# Action item
Continue the Pub/Sub message-flow walkthrough from its last sentence.

Start the apps and observe message flow

Start the Subscriber 1 application

In the sub_one terminal, start Subscriber 1:

Bash

python sub.py $PROJECT sub_one

PowerShell

py sub.py $env:PROJECT sub_one

Once started, this application opens a bidirectional streaming connection with the server. Pub/Sub delivers messages over the stream.

Subscriber 1
  application begins listening for messages on the sub_one subscription.

Start the Publisher application

In the publisher terminal, start the Publisher application:

Bash

python pub.py $PROJECT hello_topic

PowerShell

py pub.py $env:PROJECT hello_topic

After the publisher application starts, the Pub/Sub system does the following:

  • The Publisher application sends a "Hello, World!" message to Pub/Sub while remaining unaware of any existing subscriptions. The server also assigns a message ID.

  • The Subscriber 1 application receives the 'Hello World' message, prints it, and sends an acknowledgment to Pub/Sub.

  • The Publisher application prints the acknowledgement. The acknowledgment tells Pub/Sub that the message has been processed successfully and does not need to be re-sent to this or any other sub_one subscriber.

Pub/Sub removes the message from sub_one.

The Publisher
  application publishes the message and assigns a message ID. The Subscriber 1
  application receives the 'Hello World' message and sends an
  acknowledgment

Start the Subscriber 2 application

In the sub_two terminal, start Subscriber 2:

Bash

python sub.py $PROJECT sub_two

PowerShell

py sub.py $env:PROJECT sub_two

This subscriber receives messages delivered to the sub_two subscription. Subscriber 2 reuses the sub.py script. The difference is that Subscriber 2 isn't started until after the Publisher has sent the message to the topic and subscriptions. If Publisher were calling Subscriber 2 directly, the publishing application would either have to wait until Subscriber 2 comes up or it would have to time out. Pub/Sub manages this process by effectively saving the message for Subscriber 2.

Subscriber 2
  starts listening and receives the message that was waiting for it in
  sub_two

You are now ready to develop with Pub/Sub!

How did it go?

Page segmentation data
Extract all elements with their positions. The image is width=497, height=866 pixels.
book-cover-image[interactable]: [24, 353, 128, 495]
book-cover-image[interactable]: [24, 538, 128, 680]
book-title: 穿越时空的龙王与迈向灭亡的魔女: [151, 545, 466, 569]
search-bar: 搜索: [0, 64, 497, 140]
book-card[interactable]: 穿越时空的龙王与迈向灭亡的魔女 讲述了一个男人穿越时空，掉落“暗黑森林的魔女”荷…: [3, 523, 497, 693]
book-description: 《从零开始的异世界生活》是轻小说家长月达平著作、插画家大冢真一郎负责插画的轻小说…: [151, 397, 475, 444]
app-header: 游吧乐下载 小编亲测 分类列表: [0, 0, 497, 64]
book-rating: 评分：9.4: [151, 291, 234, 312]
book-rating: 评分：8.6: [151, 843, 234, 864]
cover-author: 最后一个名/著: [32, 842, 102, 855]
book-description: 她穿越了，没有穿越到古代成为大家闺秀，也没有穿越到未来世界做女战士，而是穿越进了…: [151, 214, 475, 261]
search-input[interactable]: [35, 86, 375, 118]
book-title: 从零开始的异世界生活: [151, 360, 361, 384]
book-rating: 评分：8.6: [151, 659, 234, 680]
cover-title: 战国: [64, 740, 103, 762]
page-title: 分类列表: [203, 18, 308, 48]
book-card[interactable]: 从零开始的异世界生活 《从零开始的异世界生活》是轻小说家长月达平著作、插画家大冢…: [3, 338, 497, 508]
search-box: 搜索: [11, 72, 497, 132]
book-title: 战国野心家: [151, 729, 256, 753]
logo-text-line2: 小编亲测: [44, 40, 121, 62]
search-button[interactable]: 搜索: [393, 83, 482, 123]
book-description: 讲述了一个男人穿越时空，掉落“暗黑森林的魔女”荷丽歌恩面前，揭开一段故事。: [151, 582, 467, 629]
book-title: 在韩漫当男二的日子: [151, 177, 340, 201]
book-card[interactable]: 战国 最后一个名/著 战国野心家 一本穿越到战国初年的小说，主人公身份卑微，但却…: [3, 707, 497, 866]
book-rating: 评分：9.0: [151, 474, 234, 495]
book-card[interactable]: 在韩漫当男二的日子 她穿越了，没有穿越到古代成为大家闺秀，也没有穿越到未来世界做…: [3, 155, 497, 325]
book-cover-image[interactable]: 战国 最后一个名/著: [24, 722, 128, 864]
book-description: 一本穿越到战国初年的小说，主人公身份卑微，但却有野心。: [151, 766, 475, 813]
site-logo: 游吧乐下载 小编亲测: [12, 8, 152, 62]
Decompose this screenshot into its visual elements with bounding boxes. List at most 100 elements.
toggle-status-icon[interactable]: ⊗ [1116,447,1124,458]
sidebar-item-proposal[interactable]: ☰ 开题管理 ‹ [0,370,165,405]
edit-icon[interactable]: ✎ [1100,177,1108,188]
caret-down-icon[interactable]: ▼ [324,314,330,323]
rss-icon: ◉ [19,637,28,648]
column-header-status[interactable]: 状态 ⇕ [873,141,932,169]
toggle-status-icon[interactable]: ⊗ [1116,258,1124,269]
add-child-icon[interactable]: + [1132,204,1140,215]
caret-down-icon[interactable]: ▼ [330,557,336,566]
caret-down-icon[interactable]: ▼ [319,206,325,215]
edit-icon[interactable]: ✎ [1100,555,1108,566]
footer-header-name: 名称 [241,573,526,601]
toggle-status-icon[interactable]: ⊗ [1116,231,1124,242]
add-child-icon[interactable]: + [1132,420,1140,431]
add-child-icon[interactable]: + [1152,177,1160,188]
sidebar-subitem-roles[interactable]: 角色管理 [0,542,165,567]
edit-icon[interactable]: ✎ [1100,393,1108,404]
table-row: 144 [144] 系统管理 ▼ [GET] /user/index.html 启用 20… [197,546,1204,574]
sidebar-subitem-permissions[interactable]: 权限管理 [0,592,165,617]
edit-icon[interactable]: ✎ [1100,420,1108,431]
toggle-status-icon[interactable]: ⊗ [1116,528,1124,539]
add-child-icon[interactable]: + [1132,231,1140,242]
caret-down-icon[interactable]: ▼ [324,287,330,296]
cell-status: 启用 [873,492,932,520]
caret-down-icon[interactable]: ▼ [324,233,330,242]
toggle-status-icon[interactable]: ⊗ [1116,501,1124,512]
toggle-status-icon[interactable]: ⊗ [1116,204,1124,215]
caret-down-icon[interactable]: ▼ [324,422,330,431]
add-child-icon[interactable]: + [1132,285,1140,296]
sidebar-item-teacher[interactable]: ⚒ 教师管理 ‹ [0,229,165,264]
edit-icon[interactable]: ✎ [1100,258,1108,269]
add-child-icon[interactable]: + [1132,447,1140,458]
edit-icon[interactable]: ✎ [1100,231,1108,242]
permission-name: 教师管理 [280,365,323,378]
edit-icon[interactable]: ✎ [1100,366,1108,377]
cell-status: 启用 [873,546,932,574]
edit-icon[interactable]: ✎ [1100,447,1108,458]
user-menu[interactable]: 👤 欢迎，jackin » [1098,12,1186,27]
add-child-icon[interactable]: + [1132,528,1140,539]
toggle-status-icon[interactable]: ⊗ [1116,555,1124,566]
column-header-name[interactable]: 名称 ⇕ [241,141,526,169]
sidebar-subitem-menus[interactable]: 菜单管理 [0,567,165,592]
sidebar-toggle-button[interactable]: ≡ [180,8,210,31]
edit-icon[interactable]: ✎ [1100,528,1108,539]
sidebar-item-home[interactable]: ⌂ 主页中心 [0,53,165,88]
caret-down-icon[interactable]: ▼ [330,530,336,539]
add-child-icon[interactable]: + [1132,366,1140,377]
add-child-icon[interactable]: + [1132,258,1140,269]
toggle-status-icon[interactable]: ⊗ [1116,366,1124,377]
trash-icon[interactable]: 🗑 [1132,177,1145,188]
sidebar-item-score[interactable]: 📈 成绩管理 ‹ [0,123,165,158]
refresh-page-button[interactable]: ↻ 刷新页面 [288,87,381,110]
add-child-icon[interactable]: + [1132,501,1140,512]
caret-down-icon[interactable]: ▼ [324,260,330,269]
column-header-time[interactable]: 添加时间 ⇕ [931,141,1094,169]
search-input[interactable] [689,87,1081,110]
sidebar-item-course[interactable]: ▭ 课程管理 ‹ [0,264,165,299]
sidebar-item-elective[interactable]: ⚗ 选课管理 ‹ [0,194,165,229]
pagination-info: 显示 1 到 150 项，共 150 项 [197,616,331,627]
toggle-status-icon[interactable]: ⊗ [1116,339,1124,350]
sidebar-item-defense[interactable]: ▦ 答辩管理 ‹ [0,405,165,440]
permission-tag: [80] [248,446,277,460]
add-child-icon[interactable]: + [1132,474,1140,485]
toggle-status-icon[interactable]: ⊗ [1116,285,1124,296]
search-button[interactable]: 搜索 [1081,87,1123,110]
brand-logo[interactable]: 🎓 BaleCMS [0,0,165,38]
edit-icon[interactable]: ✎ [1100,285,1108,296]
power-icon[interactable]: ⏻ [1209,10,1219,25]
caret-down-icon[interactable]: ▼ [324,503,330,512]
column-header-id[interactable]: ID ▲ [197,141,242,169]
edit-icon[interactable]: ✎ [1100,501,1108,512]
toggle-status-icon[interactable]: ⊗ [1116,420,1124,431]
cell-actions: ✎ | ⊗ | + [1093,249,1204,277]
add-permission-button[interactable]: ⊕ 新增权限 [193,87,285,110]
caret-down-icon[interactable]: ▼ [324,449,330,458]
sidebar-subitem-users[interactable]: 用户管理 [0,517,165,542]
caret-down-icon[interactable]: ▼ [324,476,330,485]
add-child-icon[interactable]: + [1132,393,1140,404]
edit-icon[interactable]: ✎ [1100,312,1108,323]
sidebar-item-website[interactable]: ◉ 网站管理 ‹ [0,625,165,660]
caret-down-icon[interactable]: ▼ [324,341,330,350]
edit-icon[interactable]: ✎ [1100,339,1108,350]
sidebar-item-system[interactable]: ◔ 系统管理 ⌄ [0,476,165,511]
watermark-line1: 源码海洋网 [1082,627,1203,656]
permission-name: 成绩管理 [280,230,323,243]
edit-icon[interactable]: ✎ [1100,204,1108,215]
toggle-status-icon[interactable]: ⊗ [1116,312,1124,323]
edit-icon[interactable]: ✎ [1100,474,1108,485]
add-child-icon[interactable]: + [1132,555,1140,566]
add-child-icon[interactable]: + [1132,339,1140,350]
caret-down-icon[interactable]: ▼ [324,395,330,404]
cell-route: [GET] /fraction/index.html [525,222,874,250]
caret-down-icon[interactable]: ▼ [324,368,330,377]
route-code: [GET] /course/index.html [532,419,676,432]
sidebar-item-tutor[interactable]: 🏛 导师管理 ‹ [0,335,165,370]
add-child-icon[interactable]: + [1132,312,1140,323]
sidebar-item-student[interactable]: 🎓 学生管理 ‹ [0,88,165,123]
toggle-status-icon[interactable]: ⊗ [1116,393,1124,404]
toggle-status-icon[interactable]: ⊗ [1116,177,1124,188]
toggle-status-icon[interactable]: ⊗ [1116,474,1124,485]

# Task result
Additional resources and links are available on the Pub/Sub support page.

Clean up

  1. Stop all running applications.
  2. Delete the sample code directory from your local environment.
  3. Delete the topic.

    gcloud pubsub topics delete hello_topic
  4. Delete the subscriptions.

    gcloud pubsub subscriptions delete sub_one
    gcloud pubsub subscriptions delete sub_two
  5. Shut down the tutorial project in the IAM & admin section of the Google Cloud console.

  6. Optional: Revoke the authentication credentials that you created, and delete the local credential file.

    gcloud auth application-default revoke
  7. Optional: Revoke credentials from the gcloud CLI.

    gcloud auth revoke

What's next

Here are some things that you can try:

  • Examine the tutorial's pub.py and sub.py code and browse other Pub/Sub samples on GitHub. As an exercise, create a version of pub.py that publishes the local time every second.

  • Learn to batch messages.

  • Using Push subscriptions, receive messages that trigger App Engine endpoints or Cloud Functions.

  • Retrieve previously acknowledged messages using replay. By default, Pub/Sub removes acknowledged messages from subscriptions. In this tutorial, for instance, you wouldn't be able to rerun sub.py to receive the "Hello, World!" message again. The replay feature lets you set up subscriptions so that you can receive messages after they have been acknowledged.

  • Get started with client libraries in other languages.